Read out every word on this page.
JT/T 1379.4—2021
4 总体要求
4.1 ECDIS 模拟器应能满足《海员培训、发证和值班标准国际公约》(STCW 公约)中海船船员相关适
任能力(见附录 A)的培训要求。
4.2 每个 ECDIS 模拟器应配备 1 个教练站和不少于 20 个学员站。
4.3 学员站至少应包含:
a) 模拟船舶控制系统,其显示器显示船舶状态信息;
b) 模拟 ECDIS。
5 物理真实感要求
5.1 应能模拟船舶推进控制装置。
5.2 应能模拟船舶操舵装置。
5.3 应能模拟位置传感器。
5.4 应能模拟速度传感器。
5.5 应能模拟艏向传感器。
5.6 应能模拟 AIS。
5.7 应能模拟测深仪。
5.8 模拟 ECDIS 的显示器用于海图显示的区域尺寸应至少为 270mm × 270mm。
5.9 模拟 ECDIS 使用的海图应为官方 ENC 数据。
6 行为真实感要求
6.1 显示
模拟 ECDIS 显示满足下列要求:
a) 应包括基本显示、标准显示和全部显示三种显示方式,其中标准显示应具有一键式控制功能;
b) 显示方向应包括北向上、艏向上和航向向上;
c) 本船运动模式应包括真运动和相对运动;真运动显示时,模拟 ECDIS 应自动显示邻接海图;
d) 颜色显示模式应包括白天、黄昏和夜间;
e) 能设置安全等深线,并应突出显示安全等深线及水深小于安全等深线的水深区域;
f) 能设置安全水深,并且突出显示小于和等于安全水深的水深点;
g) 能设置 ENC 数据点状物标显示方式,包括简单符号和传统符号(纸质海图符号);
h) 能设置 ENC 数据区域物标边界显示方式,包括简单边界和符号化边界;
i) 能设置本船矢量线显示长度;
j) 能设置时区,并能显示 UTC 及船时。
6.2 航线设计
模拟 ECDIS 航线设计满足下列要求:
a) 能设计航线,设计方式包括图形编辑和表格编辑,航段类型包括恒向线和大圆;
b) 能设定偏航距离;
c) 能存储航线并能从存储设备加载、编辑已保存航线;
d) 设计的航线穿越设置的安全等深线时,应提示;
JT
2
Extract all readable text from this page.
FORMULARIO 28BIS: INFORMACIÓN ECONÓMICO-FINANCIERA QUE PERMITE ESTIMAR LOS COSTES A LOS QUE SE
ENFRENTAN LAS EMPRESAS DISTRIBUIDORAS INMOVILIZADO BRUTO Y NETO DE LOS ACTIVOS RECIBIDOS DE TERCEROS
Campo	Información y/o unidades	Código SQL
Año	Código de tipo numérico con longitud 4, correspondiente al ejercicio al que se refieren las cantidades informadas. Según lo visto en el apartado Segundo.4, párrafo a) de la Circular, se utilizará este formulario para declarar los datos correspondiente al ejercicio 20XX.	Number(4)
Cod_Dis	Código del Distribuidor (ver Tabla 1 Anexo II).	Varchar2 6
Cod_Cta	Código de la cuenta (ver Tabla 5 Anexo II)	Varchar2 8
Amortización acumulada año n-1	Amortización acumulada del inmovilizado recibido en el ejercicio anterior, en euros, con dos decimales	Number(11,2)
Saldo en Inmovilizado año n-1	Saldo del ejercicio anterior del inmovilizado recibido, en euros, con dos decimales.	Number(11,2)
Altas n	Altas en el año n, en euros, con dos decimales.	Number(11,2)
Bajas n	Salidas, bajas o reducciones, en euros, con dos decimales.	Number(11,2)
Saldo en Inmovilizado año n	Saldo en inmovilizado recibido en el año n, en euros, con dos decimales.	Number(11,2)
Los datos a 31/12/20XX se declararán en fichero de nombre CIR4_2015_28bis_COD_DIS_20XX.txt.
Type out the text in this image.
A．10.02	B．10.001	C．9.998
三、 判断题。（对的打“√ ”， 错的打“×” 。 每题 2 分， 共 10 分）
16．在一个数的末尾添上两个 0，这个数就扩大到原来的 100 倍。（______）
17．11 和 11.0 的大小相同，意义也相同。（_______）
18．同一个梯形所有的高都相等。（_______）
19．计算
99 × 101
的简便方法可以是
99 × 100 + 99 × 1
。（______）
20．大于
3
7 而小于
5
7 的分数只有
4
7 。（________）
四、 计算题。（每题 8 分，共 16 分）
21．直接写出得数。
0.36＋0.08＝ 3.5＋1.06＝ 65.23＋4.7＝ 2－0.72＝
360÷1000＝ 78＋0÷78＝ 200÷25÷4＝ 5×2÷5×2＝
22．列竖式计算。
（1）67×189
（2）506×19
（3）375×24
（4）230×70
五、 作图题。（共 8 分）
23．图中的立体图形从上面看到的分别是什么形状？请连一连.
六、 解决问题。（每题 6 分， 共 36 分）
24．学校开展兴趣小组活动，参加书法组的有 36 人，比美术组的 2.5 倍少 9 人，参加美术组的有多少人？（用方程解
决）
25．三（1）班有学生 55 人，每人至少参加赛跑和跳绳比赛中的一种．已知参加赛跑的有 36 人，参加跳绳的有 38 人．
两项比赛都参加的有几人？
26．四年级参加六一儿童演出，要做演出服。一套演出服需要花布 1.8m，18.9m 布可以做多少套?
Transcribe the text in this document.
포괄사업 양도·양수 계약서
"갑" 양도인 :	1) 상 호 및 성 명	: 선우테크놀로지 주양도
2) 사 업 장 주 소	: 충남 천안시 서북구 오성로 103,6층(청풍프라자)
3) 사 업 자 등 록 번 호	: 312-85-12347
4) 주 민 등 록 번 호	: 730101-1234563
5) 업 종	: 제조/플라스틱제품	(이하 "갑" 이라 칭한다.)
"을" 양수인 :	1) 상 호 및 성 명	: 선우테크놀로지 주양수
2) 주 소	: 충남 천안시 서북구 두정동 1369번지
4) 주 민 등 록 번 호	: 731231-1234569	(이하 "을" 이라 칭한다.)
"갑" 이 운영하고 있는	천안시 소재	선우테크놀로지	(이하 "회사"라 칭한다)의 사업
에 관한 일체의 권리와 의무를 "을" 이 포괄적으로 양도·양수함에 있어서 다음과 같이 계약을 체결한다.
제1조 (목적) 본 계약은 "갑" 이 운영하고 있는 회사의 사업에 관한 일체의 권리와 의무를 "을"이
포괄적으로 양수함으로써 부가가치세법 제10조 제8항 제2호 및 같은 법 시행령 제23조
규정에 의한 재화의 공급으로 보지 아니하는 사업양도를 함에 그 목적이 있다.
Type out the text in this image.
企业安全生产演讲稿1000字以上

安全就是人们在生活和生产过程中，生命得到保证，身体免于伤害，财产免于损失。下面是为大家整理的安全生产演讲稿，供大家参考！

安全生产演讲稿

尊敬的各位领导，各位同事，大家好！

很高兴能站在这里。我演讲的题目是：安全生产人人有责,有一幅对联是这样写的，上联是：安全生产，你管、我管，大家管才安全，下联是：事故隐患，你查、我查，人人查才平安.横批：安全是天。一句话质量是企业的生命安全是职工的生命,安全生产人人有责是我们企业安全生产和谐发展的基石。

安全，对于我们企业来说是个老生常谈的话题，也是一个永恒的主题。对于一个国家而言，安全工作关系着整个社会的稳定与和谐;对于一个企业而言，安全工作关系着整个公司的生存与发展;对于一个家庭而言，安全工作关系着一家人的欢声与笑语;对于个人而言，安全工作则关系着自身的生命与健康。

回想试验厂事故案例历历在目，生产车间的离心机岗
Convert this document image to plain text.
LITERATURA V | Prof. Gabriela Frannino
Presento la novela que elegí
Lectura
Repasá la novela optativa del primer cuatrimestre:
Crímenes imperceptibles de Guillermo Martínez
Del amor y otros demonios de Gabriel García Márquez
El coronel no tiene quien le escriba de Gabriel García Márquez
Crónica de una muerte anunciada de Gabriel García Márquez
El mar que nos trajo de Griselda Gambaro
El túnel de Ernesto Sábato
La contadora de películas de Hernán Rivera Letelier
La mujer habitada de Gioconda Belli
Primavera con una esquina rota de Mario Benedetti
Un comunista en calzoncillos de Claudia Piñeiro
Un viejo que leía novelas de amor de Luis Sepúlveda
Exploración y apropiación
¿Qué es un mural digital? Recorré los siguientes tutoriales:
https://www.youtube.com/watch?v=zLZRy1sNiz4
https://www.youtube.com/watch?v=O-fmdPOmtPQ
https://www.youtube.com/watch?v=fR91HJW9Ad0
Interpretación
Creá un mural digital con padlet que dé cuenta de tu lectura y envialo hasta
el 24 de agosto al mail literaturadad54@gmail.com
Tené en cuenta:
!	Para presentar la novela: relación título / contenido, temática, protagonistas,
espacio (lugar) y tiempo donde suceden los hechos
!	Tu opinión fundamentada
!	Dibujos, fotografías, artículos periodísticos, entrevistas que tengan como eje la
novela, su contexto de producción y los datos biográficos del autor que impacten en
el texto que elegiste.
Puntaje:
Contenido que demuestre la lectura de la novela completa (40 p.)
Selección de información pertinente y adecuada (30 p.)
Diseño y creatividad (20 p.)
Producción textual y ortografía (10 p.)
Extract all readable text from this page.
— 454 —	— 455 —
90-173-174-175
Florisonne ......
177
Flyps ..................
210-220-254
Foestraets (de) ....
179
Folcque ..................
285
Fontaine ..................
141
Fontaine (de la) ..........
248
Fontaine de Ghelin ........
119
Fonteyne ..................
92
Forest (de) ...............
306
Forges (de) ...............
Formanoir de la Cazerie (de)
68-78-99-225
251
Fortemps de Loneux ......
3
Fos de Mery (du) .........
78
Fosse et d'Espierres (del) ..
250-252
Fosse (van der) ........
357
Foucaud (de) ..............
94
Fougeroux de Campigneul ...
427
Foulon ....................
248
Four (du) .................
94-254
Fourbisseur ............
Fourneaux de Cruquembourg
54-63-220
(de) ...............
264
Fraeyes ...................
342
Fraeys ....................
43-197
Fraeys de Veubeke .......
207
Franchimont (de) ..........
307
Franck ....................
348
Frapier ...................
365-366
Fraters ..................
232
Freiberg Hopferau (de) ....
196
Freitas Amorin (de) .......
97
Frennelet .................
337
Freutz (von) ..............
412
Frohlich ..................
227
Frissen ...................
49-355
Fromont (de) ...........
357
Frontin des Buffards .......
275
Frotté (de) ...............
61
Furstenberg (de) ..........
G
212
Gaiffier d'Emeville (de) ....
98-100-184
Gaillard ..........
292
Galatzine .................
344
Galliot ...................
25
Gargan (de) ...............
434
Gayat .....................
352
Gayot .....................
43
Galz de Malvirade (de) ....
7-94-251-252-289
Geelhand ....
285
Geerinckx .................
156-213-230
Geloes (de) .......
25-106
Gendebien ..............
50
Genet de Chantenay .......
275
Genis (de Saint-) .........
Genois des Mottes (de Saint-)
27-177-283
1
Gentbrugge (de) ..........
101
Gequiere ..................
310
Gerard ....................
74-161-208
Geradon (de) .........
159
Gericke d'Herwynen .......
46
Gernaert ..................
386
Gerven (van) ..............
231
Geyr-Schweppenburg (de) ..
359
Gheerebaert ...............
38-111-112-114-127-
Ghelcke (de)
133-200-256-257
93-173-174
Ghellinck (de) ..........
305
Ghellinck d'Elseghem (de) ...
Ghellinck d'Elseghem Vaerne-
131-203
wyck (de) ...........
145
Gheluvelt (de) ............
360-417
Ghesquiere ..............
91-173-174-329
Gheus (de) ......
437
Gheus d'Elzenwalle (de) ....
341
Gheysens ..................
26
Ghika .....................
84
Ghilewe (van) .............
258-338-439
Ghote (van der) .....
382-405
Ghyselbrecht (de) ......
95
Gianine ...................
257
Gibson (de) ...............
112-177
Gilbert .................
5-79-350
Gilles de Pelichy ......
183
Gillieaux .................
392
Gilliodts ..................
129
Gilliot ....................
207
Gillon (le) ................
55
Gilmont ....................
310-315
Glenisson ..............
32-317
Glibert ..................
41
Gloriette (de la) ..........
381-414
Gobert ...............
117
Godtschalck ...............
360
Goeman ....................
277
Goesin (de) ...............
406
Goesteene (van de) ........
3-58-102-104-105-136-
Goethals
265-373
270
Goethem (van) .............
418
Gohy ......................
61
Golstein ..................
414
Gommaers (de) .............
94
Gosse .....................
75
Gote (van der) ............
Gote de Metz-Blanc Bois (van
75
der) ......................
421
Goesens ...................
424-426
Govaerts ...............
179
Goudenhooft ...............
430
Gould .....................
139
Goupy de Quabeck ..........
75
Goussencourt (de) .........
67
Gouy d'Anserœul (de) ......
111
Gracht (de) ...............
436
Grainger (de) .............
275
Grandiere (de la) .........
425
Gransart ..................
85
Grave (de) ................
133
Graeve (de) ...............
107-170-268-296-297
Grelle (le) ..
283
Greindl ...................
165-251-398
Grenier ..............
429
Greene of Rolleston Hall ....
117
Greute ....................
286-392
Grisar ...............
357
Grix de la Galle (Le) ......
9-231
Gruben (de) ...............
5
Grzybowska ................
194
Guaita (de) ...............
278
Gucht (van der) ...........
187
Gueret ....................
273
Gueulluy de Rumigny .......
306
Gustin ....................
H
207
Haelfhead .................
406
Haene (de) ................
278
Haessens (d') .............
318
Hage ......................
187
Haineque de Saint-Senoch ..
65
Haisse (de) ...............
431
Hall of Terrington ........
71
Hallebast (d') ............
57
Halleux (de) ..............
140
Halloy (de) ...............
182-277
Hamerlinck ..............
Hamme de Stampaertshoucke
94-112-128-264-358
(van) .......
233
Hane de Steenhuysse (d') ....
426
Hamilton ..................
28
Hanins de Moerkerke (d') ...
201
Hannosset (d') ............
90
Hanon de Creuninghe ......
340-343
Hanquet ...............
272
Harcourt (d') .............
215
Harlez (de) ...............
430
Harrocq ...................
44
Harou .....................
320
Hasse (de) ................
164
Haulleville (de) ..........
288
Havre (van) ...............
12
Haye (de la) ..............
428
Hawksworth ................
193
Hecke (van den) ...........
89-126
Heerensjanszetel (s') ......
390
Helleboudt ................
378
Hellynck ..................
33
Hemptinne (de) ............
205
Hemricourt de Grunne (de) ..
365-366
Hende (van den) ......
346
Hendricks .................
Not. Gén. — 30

Goal:
Using the listing, collect all lines in which the string "선우테크놀로지" is found.

Solution:
"갑" 양도인 :	1) 상 호 및 성 명	: 선우테크놀로지 주양도
"을" 양수인 :	1) 상 호 및 성 명	: 선우테크놀로지 주양수
"갑" 이 운영하고 있는	천안시 소재	선우테크놀로지	(이하 "회사"라 칭한다)의 사업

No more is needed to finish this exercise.